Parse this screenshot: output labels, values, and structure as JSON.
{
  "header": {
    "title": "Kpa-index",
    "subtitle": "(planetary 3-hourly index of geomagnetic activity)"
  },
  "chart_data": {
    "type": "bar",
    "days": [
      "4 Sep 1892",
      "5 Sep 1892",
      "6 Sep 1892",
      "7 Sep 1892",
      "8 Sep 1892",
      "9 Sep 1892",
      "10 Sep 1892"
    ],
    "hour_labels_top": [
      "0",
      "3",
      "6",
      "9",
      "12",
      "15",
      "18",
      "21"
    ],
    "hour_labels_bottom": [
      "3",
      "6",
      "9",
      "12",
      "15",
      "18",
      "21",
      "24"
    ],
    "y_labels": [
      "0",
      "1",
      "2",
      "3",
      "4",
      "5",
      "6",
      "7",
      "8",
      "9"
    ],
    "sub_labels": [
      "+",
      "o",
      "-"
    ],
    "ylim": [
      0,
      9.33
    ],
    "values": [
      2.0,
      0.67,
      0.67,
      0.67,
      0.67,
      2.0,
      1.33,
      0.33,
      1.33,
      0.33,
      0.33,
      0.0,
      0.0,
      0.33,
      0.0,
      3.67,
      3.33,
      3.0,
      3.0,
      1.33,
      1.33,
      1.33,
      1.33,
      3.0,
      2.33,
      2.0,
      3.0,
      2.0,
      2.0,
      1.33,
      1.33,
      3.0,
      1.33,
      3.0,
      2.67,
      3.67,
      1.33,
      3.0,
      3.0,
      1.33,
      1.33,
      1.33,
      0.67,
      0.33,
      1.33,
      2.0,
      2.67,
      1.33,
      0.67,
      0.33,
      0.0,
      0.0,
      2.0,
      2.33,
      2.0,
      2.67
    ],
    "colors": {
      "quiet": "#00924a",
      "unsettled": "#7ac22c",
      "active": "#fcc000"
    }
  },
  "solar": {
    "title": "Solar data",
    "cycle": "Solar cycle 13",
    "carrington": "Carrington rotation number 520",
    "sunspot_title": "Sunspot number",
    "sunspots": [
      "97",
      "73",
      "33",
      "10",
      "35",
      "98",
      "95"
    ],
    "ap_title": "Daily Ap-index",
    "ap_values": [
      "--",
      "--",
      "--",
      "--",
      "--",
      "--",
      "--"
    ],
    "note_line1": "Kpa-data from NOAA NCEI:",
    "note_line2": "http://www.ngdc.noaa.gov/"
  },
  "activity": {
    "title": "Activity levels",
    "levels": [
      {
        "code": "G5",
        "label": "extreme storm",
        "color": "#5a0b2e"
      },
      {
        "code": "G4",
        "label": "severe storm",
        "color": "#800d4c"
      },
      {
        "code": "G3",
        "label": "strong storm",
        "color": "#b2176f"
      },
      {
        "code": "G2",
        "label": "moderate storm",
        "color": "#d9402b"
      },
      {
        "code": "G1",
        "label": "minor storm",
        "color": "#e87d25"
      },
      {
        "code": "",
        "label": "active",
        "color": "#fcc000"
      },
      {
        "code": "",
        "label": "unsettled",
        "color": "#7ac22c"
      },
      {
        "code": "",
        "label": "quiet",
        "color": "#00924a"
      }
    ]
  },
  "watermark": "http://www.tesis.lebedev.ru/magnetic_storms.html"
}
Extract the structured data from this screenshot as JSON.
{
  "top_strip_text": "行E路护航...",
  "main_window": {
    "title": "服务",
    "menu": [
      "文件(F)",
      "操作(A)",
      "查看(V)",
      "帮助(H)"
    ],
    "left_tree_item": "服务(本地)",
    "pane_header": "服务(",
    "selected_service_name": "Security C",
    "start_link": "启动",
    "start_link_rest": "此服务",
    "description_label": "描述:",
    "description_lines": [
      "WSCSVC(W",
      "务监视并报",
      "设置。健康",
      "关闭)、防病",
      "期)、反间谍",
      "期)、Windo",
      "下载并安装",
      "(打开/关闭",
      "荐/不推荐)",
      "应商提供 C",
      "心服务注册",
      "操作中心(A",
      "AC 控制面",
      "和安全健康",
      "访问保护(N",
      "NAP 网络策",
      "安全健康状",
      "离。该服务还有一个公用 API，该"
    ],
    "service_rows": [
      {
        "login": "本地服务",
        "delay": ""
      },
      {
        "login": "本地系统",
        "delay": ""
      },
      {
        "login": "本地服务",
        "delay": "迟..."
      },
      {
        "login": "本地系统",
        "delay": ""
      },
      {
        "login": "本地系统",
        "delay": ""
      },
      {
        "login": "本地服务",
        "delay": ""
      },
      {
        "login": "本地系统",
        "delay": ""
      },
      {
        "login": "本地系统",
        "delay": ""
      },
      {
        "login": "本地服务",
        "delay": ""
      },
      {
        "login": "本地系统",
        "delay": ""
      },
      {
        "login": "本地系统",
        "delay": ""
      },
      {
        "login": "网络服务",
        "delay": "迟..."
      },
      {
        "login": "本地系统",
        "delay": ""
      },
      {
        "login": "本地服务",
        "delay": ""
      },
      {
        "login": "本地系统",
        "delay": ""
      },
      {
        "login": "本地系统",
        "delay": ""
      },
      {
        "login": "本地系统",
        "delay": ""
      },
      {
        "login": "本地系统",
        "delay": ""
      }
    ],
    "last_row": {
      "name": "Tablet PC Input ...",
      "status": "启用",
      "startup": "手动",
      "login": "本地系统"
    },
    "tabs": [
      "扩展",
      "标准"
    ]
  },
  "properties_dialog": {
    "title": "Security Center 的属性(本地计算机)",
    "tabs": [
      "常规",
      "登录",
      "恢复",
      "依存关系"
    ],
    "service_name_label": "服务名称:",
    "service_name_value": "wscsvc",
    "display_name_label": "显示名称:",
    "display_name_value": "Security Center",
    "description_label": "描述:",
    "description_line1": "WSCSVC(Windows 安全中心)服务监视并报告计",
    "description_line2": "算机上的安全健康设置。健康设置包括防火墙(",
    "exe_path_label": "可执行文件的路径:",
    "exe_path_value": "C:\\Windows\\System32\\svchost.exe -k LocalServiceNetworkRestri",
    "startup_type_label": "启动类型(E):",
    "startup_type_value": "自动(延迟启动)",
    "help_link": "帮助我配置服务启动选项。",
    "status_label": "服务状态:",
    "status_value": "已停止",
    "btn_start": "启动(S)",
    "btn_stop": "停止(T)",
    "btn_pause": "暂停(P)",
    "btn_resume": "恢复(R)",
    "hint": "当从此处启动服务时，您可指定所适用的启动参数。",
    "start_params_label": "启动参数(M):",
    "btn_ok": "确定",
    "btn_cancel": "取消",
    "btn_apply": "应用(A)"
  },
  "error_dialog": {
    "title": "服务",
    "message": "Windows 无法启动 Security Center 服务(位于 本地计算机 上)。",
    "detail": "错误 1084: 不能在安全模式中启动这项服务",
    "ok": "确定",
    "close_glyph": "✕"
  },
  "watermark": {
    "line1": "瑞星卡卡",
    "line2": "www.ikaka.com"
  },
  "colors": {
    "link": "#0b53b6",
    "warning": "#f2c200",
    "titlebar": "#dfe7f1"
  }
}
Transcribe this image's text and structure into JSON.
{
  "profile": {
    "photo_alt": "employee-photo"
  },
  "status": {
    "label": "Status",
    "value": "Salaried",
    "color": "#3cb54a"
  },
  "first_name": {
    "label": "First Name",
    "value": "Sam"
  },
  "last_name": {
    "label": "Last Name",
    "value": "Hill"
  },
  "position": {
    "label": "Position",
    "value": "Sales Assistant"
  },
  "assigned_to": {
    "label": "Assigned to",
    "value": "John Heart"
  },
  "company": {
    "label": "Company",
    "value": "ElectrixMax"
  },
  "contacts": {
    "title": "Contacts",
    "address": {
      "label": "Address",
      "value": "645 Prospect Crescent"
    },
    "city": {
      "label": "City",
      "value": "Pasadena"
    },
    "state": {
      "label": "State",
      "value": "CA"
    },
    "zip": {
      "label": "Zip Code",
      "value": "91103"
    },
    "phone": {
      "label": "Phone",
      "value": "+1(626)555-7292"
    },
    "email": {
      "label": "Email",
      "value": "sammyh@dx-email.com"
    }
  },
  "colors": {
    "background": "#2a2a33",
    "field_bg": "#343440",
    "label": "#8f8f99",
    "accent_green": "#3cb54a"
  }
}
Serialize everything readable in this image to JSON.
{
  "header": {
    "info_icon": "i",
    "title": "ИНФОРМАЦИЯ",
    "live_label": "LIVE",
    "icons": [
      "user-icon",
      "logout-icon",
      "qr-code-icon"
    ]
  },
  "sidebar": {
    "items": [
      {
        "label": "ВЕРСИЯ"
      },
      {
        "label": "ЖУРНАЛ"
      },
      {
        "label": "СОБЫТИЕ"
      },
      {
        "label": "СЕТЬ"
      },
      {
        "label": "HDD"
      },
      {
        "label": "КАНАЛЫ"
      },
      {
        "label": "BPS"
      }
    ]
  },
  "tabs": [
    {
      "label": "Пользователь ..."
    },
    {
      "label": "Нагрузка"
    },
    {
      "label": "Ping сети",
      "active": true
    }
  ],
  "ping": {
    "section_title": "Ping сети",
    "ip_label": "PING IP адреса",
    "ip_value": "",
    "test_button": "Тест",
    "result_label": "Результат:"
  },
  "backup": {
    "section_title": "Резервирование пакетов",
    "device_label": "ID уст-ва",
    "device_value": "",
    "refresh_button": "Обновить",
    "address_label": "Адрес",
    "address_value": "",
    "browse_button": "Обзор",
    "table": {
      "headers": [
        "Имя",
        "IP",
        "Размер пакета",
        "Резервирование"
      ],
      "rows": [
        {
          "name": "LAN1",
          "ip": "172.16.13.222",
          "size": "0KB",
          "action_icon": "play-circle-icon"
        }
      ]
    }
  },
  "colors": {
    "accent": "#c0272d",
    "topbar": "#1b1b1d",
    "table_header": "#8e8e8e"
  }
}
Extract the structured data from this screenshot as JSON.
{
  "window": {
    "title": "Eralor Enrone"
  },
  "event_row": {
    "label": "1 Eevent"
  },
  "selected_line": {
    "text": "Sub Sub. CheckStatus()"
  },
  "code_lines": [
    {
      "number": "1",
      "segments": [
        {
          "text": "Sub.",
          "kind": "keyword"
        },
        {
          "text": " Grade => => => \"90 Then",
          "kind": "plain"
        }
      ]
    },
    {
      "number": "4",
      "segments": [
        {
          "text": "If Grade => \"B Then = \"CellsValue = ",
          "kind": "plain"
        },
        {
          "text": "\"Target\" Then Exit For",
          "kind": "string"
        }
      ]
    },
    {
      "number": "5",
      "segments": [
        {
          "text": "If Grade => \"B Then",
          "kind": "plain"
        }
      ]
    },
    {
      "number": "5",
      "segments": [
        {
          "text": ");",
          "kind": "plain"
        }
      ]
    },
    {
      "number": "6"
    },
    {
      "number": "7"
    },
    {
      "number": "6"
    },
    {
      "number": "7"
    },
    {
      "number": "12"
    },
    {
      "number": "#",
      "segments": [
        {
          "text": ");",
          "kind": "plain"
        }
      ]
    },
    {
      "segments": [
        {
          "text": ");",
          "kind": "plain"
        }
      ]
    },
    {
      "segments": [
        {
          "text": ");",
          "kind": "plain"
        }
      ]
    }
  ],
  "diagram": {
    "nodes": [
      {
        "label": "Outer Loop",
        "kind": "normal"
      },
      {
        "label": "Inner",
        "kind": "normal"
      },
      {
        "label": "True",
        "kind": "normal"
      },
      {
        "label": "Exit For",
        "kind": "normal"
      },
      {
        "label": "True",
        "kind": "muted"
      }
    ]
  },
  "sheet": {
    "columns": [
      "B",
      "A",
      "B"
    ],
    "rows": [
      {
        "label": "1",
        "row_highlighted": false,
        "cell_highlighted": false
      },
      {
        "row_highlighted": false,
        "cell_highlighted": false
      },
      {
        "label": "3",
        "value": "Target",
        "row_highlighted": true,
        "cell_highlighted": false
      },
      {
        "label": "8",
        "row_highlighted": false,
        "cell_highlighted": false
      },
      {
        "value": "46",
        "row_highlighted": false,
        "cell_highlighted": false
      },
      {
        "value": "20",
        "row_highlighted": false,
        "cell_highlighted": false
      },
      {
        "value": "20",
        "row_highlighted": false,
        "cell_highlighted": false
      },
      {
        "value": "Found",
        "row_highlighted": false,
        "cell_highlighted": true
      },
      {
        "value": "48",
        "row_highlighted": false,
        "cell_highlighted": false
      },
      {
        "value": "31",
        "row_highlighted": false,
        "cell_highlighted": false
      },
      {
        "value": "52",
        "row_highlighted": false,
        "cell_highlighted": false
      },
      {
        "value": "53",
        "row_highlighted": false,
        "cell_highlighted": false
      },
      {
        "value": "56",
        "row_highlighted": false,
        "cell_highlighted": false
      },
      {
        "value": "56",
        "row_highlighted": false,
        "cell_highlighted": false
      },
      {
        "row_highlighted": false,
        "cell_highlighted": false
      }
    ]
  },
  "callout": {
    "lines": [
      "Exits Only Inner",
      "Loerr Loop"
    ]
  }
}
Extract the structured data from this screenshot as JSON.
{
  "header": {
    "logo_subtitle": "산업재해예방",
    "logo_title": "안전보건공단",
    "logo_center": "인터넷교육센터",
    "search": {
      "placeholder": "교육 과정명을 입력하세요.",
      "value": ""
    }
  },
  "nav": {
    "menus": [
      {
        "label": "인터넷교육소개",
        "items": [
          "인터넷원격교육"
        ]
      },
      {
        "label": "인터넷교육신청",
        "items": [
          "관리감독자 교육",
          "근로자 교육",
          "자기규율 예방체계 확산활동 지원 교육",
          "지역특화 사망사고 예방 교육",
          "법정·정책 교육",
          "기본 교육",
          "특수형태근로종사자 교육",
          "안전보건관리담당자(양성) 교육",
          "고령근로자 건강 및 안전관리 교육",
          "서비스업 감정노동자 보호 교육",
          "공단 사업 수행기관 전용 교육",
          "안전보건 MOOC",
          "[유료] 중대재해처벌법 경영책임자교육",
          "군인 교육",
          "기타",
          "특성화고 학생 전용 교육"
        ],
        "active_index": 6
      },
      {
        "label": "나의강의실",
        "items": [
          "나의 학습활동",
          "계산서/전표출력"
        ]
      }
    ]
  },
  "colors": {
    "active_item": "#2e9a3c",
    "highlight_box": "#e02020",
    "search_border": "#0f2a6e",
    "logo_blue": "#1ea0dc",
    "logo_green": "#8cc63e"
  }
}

++++++++++++++++++++

[Task directions] Provide only the count of lines in the data above that include the string "сети".

[Answer to the exercise] 2